Find each line in the following listing that has the string "lettera", then state the count and nothing else.
* * * * * * *
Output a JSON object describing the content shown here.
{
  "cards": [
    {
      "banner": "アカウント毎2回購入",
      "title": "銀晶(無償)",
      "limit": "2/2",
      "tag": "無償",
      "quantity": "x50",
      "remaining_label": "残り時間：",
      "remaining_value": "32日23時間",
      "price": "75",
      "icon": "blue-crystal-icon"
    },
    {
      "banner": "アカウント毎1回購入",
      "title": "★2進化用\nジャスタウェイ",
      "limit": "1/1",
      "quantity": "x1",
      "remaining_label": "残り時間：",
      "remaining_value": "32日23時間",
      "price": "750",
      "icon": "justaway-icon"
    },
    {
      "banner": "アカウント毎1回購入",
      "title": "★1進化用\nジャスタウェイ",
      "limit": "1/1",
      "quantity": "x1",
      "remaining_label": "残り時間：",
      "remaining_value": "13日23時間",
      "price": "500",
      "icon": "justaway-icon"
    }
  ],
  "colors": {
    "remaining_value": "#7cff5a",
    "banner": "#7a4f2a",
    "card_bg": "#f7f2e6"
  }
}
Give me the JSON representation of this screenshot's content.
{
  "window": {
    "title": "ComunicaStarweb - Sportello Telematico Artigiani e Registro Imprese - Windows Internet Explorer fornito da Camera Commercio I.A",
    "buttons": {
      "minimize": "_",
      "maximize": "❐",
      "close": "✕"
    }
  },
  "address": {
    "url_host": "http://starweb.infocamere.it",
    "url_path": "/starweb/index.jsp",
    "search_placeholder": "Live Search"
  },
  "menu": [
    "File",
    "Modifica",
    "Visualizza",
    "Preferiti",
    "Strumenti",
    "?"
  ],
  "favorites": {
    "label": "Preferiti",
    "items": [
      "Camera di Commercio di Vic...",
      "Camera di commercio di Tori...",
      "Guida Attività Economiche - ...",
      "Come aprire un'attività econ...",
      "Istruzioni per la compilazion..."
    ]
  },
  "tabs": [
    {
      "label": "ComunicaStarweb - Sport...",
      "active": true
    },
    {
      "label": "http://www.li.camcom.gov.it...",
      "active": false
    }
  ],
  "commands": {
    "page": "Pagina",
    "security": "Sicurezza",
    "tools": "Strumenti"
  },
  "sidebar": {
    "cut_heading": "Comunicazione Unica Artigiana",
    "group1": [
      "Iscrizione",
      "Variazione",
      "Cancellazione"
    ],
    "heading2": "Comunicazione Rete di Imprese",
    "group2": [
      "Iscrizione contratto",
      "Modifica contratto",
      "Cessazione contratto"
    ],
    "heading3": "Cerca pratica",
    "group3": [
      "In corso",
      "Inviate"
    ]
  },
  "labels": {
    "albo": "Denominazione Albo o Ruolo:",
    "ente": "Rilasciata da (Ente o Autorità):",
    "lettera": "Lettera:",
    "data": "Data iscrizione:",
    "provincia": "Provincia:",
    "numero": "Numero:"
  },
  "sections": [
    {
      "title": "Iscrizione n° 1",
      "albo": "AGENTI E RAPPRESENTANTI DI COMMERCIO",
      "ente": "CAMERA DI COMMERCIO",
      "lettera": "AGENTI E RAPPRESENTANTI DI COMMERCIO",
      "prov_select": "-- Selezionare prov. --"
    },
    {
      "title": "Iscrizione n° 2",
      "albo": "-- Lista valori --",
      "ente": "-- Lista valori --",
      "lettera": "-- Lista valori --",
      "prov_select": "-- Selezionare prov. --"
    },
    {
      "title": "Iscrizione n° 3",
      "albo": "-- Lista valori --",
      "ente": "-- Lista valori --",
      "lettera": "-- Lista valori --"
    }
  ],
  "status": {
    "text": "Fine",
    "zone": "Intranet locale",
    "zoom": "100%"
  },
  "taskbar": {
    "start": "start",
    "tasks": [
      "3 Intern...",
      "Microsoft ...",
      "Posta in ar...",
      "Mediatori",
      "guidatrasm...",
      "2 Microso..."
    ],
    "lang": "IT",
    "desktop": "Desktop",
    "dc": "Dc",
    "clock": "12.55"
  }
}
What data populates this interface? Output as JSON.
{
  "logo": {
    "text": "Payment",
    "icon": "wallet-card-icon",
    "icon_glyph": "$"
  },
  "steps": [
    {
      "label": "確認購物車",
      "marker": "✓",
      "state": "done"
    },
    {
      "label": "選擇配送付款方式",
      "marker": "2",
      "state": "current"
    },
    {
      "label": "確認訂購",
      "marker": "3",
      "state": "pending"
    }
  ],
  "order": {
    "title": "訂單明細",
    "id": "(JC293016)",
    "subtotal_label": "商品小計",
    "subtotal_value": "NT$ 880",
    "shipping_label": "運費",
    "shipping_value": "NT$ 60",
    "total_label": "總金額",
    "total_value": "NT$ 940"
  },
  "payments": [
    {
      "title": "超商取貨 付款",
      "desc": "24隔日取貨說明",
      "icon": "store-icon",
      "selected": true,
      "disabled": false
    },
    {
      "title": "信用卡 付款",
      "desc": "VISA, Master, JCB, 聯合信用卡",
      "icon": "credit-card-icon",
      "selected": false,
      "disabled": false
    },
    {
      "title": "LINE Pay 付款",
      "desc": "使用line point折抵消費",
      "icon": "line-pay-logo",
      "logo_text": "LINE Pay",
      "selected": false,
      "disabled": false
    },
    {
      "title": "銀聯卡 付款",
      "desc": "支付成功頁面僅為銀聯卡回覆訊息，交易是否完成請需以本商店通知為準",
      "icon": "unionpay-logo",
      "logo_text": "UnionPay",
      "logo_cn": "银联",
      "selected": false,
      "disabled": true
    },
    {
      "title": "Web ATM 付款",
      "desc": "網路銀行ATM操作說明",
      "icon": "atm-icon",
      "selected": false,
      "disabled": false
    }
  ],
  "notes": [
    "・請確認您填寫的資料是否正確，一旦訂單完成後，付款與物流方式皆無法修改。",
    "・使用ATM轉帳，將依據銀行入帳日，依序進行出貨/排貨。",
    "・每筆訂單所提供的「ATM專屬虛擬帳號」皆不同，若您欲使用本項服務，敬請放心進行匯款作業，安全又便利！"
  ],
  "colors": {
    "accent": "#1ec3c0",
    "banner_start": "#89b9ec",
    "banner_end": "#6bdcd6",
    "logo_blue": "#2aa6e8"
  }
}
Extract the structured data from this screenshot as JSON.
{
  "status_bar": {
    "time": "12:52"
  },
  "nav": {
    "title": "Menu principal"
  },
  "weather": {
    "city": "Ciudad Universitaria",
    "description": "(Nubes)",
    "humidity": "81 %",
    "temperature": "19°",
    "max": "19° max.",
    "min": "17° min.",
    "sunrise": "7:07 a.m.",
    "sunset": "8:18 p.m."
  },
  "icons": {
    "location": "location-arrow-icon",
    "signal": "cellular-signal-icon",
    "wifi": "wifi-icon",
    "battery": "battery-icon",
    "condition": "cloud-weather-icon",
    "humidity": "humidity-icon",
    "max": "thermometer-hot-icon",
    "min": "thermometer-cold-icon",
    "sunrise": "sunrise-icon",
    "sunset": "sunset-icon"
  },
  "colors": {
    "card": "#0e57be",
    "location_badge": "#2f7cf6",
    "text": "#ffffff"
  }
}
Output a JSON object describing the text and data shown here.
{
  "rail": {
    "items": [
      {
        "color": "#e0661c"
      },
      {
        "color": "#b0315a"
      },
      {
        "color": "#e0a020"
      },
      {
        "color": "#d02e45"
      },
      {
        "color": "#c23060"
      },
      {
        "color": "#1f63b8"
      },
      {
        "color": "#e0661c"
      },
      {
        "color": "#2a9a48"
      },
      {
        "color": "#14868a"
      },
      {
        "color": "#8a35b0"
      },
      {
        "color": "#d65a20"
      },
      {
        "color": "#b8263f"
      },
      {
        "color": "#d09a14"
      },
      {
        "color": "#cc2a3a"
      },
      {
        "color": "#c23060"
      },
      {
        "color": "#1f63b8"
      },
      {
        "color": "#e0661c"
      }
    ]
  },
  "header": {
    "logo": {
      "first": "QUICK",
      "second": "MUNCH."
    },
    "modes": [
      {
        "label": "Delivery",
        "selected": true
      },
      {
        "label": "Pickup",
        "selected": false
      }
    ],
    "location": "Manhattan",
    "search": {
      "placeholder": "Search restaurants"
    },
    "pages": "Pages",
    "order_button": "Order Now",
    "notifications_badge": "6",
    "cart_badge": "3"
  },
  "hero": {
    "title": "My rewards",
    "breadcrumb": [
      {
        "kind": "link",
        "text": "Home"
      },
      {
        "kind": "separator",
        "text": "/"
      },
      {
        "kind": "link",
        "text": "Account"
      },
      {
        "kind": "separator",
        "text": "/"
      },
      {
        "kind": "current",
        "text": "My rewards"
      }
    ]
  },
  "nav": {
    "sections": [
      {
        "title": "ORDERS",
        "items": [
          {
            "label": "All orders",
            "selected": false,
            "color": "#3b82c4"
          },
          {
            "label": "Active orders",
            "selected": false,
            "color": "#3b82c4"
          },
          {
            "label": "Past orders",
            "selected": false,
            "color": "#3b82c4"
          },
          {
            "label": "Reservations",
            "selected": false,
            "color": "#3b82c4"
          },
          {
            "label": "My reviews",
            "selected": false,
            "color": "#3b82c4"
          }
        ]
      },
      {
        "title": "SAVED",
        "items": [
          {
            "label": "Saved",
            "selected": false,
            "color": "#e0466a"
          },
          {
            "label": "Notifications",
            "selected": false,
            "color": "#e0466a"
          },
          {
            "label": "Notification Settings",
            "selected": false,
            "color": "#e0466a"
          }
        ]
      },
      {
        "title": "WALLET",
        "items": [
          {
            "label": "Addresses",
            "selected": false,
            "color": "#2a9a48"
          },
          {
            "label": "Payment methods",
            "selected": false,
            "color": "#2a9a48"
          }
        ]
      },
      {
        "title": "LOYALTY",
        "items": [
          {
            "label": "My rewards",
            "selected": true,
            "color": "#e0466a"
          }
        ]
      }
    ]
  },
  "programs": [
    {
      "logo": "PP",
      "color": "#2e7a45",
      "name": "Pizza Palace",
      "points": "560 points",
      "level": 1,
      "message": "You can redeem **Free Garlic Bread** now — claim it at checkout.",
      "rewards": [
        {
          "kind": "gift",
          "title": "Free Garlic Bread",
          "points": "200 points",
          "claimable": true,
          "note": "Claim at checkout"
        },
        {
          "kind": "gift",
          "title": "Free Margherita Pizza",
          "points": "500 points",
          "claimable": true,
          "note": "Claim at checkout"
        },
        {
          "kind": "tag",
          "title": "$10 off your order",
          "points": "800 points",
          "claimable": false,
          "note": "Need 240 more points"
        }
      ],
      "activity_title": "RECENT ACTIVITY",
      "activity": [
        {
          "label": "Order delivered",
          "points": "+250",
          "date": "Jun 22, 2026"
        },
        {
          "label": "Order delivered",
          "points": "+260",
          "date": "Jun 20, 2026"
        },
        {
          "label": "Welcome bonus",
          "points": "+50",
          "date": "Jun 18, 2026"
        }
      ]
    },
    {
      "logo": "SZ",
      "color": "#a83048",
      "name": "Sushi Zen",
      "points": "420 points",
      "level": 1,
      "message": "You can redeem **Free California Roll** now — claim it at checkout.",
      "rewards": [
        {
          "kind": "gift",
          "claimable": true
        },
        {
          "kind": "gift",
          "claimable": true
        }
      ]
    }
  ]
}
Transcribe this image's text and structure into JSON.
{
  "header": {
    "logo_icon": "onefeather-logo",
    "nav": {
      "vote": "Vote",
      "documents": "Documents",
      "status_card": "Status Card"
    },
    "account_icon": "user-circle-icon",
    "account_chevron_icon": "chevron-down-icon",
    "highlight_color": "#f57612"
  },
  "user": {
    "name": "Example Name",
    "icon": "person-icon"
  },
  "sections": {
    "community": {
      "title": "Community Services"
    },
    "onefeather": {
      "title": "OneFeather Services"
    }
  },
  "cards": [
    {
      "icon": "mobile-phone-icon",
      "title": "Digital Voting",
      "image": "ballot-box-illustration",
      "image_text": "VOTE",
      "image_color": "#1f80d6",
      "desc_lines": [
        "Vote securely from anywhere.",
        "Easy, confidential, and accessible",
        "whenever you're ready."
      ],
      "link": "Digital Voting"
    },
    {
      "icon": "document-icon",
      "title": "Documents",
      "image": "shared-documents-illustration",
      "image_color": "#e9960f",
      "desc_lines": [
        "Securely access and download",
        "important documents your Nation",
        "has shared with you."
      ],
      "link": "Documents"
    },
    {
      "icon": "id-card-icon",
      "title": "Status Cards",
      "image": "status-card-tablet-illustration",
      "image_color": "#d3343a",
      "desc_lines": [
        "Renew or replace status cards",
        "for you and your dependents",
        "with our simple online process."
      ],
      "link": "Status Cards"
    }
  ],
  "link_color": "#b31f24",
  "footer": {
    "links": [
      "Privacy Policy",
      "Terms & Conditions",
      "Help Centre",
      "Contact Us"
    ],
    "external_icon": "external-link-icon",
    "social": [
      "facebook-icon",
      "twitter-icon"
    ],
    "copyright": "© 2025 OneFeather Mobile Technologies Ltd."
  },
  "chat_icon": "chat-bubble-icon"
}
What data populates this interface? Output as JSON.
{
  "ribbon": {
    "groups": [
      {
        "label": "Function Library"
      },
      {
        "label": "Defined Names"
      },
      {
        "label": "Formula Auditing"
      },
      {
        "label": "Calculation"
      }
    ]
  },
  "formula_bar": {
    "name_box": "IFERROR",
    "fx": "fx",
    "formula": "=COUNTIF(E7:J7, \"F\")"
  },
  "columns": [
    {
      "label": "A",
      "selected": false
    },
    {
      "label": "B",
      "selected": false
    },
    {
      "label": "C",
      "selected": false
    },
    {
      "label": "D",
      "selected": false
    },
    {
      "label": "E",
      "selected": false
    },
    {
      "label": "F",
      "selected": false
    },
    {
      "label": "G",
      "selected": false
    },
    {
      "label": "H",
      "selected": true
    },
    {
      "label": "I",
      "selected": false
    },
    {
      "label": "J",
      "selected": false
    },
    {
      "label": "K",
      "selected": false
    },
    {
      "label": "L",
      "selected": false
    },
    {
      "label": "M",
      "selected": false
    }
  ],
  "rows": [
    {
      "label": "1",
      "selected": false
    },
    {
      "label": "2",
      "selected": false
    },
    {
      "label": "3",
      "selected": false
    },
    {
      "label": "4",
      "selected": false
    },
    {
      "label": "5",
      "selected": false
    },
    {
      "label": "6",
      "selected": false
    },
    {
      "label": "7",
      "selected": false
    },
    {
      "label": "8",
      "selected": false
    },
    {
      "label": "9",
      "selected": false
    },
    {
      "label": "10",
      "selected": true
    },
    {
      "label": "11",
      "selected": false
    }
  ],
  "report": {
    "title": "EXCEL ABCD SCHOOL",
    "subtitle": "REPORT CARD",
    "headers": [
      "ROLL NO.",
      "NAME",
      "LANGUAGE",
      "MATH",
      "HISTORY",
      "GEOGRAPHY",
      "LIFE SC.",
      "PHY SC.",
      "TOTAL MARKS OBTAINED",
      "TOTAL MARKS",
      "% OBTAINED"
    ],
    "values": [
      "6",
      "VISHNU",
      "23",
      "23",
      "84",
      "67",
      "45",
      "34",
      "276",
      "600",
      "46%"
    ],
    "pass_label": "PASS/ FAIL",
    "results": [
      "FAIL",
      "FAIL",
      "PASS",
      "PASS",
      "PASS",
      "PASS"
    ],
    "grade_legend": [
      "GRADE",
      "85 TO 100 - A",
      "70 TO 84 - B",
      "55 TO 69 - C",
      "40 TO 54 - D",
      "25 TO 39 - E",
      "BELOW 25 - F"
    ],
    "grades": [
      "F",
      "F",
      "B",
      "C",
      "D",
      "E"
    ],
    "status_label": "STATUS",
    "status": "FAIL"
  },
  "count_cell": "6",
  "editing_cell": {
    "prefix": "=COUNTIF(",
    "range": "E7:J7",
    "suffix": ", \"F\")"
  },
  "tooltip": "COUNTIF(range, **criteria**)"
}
* * * * * * *
OUTPUT BELOW:
4